● **Stated problem**
Your task is to copy every record exactly.

* * * * *

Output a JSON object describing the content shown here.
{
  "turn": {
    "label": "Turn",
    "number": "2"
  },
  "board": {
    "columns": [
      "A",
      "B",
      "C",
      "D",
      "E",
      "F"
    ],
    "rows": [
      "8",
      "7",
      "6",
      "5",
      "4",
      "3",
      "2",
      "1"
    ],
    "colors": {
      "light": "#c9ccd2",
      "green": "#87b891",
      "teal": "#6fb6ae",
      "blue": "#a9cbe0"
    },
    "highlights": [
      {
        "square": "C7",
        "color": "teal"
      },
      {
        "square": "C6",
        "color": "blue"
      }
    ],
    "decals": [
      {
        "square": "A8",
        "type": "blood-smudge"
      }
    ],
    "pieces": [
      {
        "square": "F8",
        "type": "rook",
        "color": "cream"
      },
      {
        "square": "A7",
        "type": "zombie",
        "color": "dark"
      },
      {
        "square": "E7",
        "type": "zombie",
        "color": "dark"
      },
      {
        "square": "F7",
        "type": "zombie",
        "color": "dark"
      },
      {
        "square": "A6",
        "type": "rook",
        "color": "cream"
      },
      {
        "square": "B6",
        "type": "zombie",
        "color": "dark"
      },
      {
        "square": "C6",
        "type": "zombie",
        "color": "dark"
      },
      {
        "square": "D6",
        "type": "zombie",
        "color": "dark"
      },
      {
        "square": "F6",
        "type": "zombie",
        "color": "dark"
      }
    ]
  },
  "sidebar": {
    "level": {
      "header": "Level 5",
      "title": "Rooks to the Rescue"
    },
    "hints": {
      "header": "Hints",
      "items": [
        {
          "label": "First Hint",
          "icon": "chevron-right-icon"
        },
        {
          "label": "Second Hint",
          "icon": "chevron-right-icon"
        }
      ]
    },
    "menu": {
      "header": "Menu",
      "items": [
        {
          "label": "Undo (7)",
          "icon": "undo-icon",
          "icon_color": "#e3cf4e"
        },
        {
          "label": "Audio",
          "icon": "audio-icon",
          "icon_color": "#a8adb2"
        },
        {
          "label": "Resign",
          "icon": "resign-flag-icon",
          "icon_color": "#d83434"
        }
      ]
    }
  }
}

* * * * *

● **Final result**
Output a JSON object describing the content shown here.
{
  "turn": {
    "label": "Turn",
    "number": "2"
  },
  "board": {
    "columns": [
      "A",
      "B",
      "C",
      "D",
      "E",
      "F"
    ],
    "rows": [
      "8",
      "7",
      "6",
      "5",
      "4",
      "3",
      "2",
      "1"
    ],
    "colors": {
      "light": "#c9ccd2",
      "green": "#87b891",
      "teal": "#6fb6ae",
      "blue": "#a9cbe0"
    },
    "highlights": [
      {
        "square": "C7",
        "color": "teal"
      },
      {
        "square": "C6",
        "color": "blue"
      }
    ],
    "decals": [
      {
        "square": "A8",
        "type": "blood-smudge"
      }
    ],
    "pieces": [
      {
        "square": "F8",
        "type": "rook",
        "color": "cream"
      },
      {
        "square": "A7",
        "type": "zombie",
        "color": "dark"
      },
      {
        "square": "E7",
        "type": "zombie",
        "color": "dark"
      },
      {
        "square": "F7",
        "type": "zombie",
        "color": "dark"
      },
      {
        "square": "A6",
        "type": "rook",
        "color": "cream"
      },
      {
        "square": "B6",
        "type": "zombie",
        "color": "dark"
      },
      {
        "square": "C6",
        "type": "zombie",
        "color": "dark"
      },
      {
        "square": "D6",
        "type": "zombie",
        "color": "dark"
      },
      {
        "square": "F6",
        "type": "zombie",
        "color": "dark"
      }
    ]
  },
  "sidebar": {
    "level": {
      "header": "Level 5",
      "title": "Rooks to the Rescue"
    },
    "hints": {
      "header": "Hints",
      "items": [
        {
          "label": "First Hint",
          "icon": "chevron-right-icon"
        },
        {
          "label": "Second Hint",
          "icon": "chevron-right-icon"
        }
      ]
    },
    "menu": {
      "header": "Menu",
      "items": [
        {
          "label": "Undo (7)",
          "icon": "undo-icon",
          "icon_color": "#e3cf4e"
        },
        {
          "label": "Audio",
          "icon": "audio-icon",
          "icon_color": "#a8adb2"
        },
        {
          "label": "Resign",
          "icon": "resign-flag-icon",
          "icon_color": "#d83434"
        }
      ]
    }
  }
}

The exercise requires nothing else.